Implementations MAY require administrative clearance, policy update, or manual reset before halted runtimes resume, but MUST preserve trust-debt observable semantics unless such a reset action is explicitly taken.
9.4 Provider Boundary [NORMATIVE]¶
The protocol standardizes observable effects, provider identifiers, extension descriptors, and optional opaque attestations. The public boundary is limited to externally verifiable behavior: emitted debt values or deltas, threshold-triggered actions, declared provider identity, and any optional attestation material. The protocol does not require public disclosure of exact private accumulation formulas, proprietary decay math, compounding rules internal to a private provider, or provider-specific derivation logic.

**Material for the task**
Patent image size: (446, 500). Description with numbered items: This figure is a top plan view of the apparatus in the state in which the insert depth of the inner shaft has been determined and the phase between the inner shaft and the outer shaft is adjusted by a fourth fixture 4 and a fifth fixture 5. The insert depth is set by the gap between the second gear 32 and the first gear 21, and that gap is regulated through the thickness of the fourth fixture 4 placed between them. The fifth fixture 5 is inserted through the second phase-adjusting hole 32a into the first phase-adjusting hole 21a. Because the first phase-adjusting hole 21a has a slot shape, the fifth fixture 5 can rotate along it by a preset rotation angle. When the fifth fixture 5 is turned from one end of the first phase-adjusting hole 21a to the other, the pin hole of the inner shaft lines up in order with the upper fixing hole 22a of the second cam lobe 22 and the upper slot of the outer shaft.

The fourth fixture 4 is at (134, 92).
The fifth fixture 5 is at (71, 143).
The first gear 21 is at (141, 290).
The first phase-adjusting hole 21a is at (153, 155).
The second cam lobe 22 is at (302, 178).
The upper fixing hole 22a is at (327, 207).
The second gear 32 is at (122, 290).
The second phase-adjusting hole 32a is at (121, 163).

**Parts of the exercise**
#1 Echo the rows word for word, starting at the first one and stopping after the line that contains "The first gear 21 is at (141, 290).".
#2 Give what follows the last sentence of the protocol specification text.

**Answers provided**
#1
Patent image size: (446, 500). Description with numbered items: This figure is a top plan view of the apparatus in the state in which the insert depth of the inner shaft has been determined and the phase between the inner shaft and the outer shaft is adjusted by a fourth fixture 4 and a fifth fixture 5. The insert depth is set by the gap between the second gear 32 and the first gear 21, and that gap is regulated through the thickness of the fourth fixture 4 placed between them. The fifth fixture 5 is inserted through the second phase-adjusting hole 32a into the first phase-adjusting hole 21a. Because the first phase-adjusting hole 21a has a slot shape, the fifth fixture 5 can rotate along it by a preset rotation angle. When the fifth fixture 5 is turned from one end of the first phase-adjusting hole 21a to the other, the pin hole of the inner shaft lines up in order with the upper fixing hole 22a of the second cam lobe 22 and the upper slot of the outer shaft.

The fourth fixture 4 is at (134, 92).
The fifth fixture 5 is at (71, 143).
The first gear 21 is at (141, 290).

#2
Private providers MUST still honor the observable semantics in §9.1 and MUST support auditable outputs at the public boundary.
9.5 Example Default Decay Algorithm [NORMATIVE FOR acgp.core.default@1]¶
Decay is computed using evaluation time (the steward's wall-clock timestamp at evaluation start), in UTC.
def apply_decay(current_debt: float, last_eval_time, eval_time, config) -> float:
if last_eval_time is None:
return current_debt # No decay on first evaluation
elapsed_hours = (eval_time - last_eval_time).total_seconds() / 3600.0
periods = elapsed_hours / config.decay.period_hours
decayed = current_debt * ((1.0 - config.decay.decay_fraction) ** periods)
return max(decayed, config.decay.min_debt)
Fractional hours are used as-is (no rounding). This eliminates drift from floor/ceil rounding differences between implementations.
9.6 Trust Debt Threshold Effects [NORMATIVE]¶
Threshold handling is deterministic at the public boundary.
elevated_monitoring
- MUST NOT change the primary intervention by itself.
- MUST cause EVAL to include
runtime_posture: "elevated_monitoring". - MUST cause a threshold-crossing event to be recorded in the Governance Store.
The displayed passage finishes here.